*WRITTEN INSTRUCTION*.
Where a line below holds the string "ylabel", copy that line.

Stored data
## BEGIN

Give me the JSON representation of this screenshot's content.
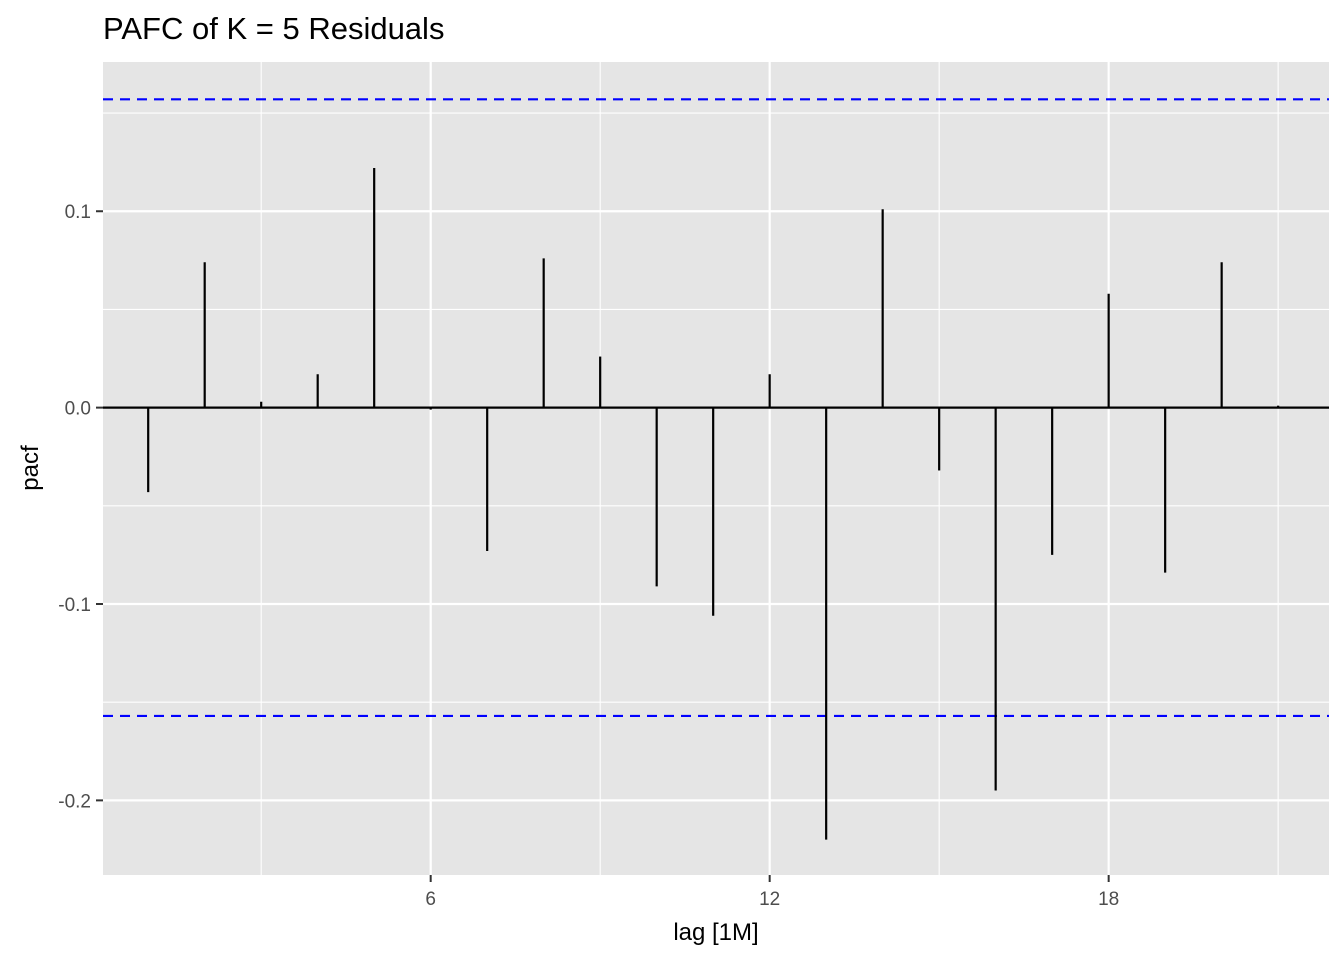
{
  "chart_data": {
    "type": "bar",
    "title": "PAFC of K = 5 Residuals",
    "xlabel": "lag [1M]",
    "ylabel": "pacf",
    "x": [
      1,
      2,
      3,
      4,
      5,
      6,
      7,
      8,
      9,
      10,
      11,
      12,
      13,
      14,
      15,
      16,
      17,
      18,
      19,
      20,
      21
    ],
    "values": [
      -0.043,
      0.074,
      0.003,
      0.017,
      0.122,
      -0.001,
      -0.073,
      0.076,
      0.026,
      -0.091,
      -0.106,
      0.017,
      -0.22,
      0.101,
      -0.032,
      -0.195,
      -0.075,
      0.058,
      -0.084,
      0.074,
      0.001
    ],
    "xlim": [
      0.2,
      21.9
    ],
    "ylim": [
      -0.238,
      0.176
    ],
    "x_ticks": [
      6,
      12,
      18
    ],
    "x_tick_labels": [
      "6",
      "12",
      "18"
    ],
    "y_ticks": [
      -0.2,
      -0.1,
      0.0,
      0.1
    ],
    "y_tick_labels": [
      "-0.2",
      "-0.1",
      "0.0",
      "0.1"
    ],
    "confidence_bounds": [
      0.157,
      -0.157
    ],
    "grid": true,
    "legend": "none",
    "colors": {
      "panel_background": "#e5e5e5",
      "grid": "#ffffff",
      "bars": "#000000",
      "bounds": "#0000ff"
    }
  }
}
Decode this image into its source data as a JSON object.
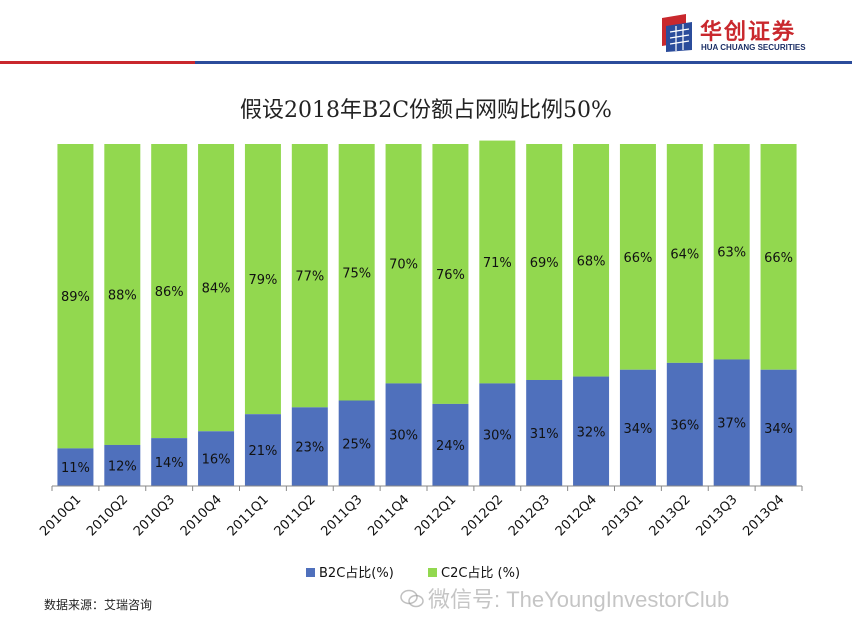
{
  "header": {
    "brand_cn": "华创证券",
    "brand_en": "HUA CHUANG SECURITIES",
    "logo_red": "#c9282d",
    "logo_blue": "#2b4c9b"
  },
  "footer": {
    "source": "数据来源：艾瑞咨询",
    "watermark": "微信号: TheYoungInvestorClub"
  },
  "chart_data": {
    "type": "bar",
    "stacked": true,
    "title": "假设2018年B2C份额占网购比例50%",
    "categories": [
      "2010Q1",
      "2010Q2",
      "2010Q3",
      "2010Q4",
      "2011Q1",
      "2011Q2",
      "2011Q3",
      "2011Q4",
      "2012Q1",
      "2012Q2",
      "2012Q3",
      "2012Q4",
      "2013Q1",
      "2013Q2",
      "2013Q3",
      "2013Q4"
    ],
    "series": [
      {
        "name": "B2C占比(%)",
        "color": "#4f70bc",
        "values": [
          11,
          12,
          14,
          16,
          21,
          23,
          25,
          30,
          24,
          30,
          31,
          32,
          34,
          36,
          37,
          34
        ],
        "labels": [
          "11%",
          "12%",
          "14%",
          "16%",
          "21%",
          "23%",
          "25%",
          "30%",
          "24%",
          "30%",
          "31%",
          "32%",
          "34%",
          "36%",
          "37%",
          "34%"
        ]
      },
      {
        "name": "C2C占比 (%)",
        "color": "#92d84f",
        "values": [
          89,
          88,
          86,
          84,
          79,
          77,
          75,
          70,
          76,
          71,
          69,
          68,
          66,
          64,
          63,
          66
        ],
        "labels": [
          "89%",
          "88%",
          "86%",
          "84%",
          "79%",
          "77%",
          "75%",
          "70%",
          "76%",
          "71%",
          "69%",
          "68%",
          "66%",
          "64%",
          "63%",
          "66%"
        ]
      }
    ],
    "ylim": [
      0,
      100
    ],
    "legend_position": "bottom"
  }
}
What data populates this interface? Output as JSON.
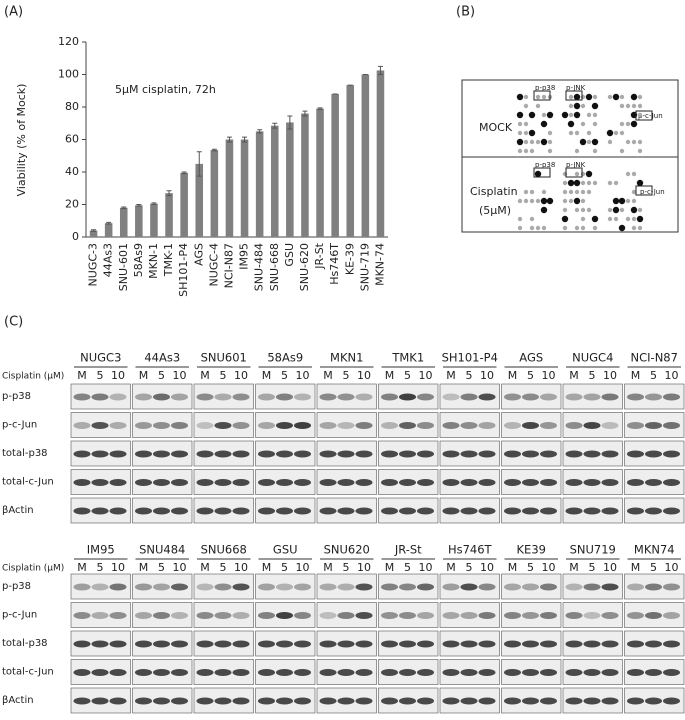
{
  "chart_data": {
    "type": "bar",
    "panel": "(A)",
    "ylabel": "Viability (% of Mock)",
    "annotation": "5μM cisplatin, 72h",
    "categories": [
      "NUGC-3",
      "44As3",
      "SNU-601",
      "58As9",
      "MKN-1",
      "TMK-1",
      "SH101-P4",
      "AGS",
      "NUGC-4",
      "NCI-N87",
      "IM95",
      "SNU-484",
      "SNU-668",
      "GSU",
      "SNU-620",
      "JR-St",
      "Hs746T",
      "KE-39",
      "SNU-719",
      "MKN-74"
    ],
    "values": [
      4,
      8.5,
      18,
      19.5,
      20.5,
      27,
      39.5,
      45,
      53.5,
      60,
      60,
      65,
      68.5,
      70.5,
      76,
      79,
      88,
      93.5,
      100,
      102.5
    ],
    "errors": [
      0.5,
      0.5,
      0.5,
      0.5,
      0.5,
      1.5,
      0.5,
      7.5,
      0.5,
      1.5,
      1.5,
      1,
      1.5,
      4,
      1.5,
      0.5,
      0,
      0,
      0,
      2.5
    ],
    "color": "#808080",
    "ylim": [
      0,
      120
    ],
    "yticks": [
      0,
      20,
      40,
      60,
      80,
      100,
      120
    ]
  },
  "panel_b": {
    "panel": "(B)",
    "mock": "MOCK",
    "cisplatin": "Cisplatin",
    "dose": "(5μM)",
    "p38": "p-p38",
    "jnk": "p-JNK",
    "cjun": "p-c-Jun"
  },
  "panel_c": {
    "panel": "(C)",
    "treatment": "Cisplatin (μM)",
    "lanes": [
      "M",
      "5",
      "10"
    ],
    "rows": [
      "p-p38",
      "p-c-Jun",
      "total-p38",
      "total-c-Jun",
      "βActin"
    ],
    "top": [
      "NUGC3",
      "44As3",
      "SNU601",
      "58As9",
      "MKN1",
      "TMK1",
      "SH101-P4",
      "AGS",
      "NUGC4",
      "NCI-N87"
    ],
    "bottom": [
      "IM95",
      "SNU484",
      "SNU668",
      "GSU",
      "SNU620",
      "JR-St",
      "Hs746T",
      "KE39",
      "SNU719",
      "MKN74"
    ]
  }
}
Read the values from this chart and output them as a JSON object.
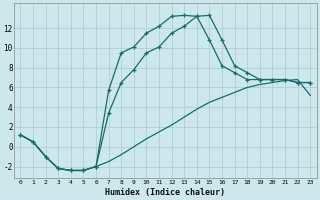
{
  "xlabel": "Humidex (Indice chaleur)",
  "bg_color": "#cce8ec",
  "grid_color": "#b0d0d4",
  "line_color": "#1a6b6b",
  "line1_x": [
    0,
    1,
    2,
    3,
    4,
    5,
    6,
    7,
    8,
    9,
    10,
    11,
    12,
    13,
    14,
    15,
    16,
    17,
    18,
    19,
    20,
    21,
    22,
    23
  ],
  "line1_y": [
    1.2,
    0.5,
    -1.0,
    -2.2,
    -2.4,
    -2.4,
    -2.0,
    -1.5,
    -0.8,
    0.0,
    0.8,
    1.5,
    2.2,
    3.0,
    3.8,
    4.5,
    5.0,
    5.5,
    6.0,
    6.3,
    6.5,
    6.7,
    6.8,
    5.2
  ],
  "line2_x": [
    0,
    1,
    2,
    3,
    4,
    5,
    6,
    7,
    8,
    9,
    10,
    11,
    12,
    13,
    14,
    15,
    16,
    17,
    18,
    19,
    20,
    21,
    22,
    23
  ],
  "line2_y": [
    1.2,
    0.5,
    -1.0,
    -2.2,
    -2.4,
    -2.4,
    -2.0,
    5.7,
    9.5,
    10.1,
    11.5,
    12.2,
    13.2,
    13.3,
    13.2,
    10.8,
    8.2,
    7.5,
    6.8,
    6.8,
    6.8,
    6.8,
    6.5,
    6.5
  ],
  "line3_x": [
    0,
    1,
    2,
    3,
    4,
    5,
    6,
    7,
    8,
    9,
    10,
    11,
    12,
    13,
    14,
    15,
    16,
    17,
    18,
    19,
    20,
    21,
    22,
    23
  ],
  "line3_y": [
    1.2,
    0.5,
    -1.0,
    -2.2,
    -2.4,
    -2.4,
    -2.0,
    3.4,
    6.5,
    7.8,
    9.5,
    10.1,
    11.5,
    12.2,
    13.2,
    13.3,
    10.8,
    8.2,
    7.5,
    6.8,
    6.8,
    6.8,
    6.5,
    6.5
  ],
  "ylim": [
    -3.2,
    14.5
  ],
  "xlim": [
    -0.5,
    23.5
  ],
  "yticks": [
    -2,
    0,
    2,
    4,
    6,
    8,
    10,
    12
  ],
  "xticks": [
    0,
    1,
    2,
    3,
    4,
    5,
    6,
    7,
    8,
    9,
    10,
    11,
    12,
    13,
    14,
    15,
    16,
    17,
    18,
    19,
    20,
    21,
    22,
    23
  ]
}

## END

*PROBLEM SOLUTION*.
    "ylabel": "pacf",
    "ylabel": "Viability (% of Mock)",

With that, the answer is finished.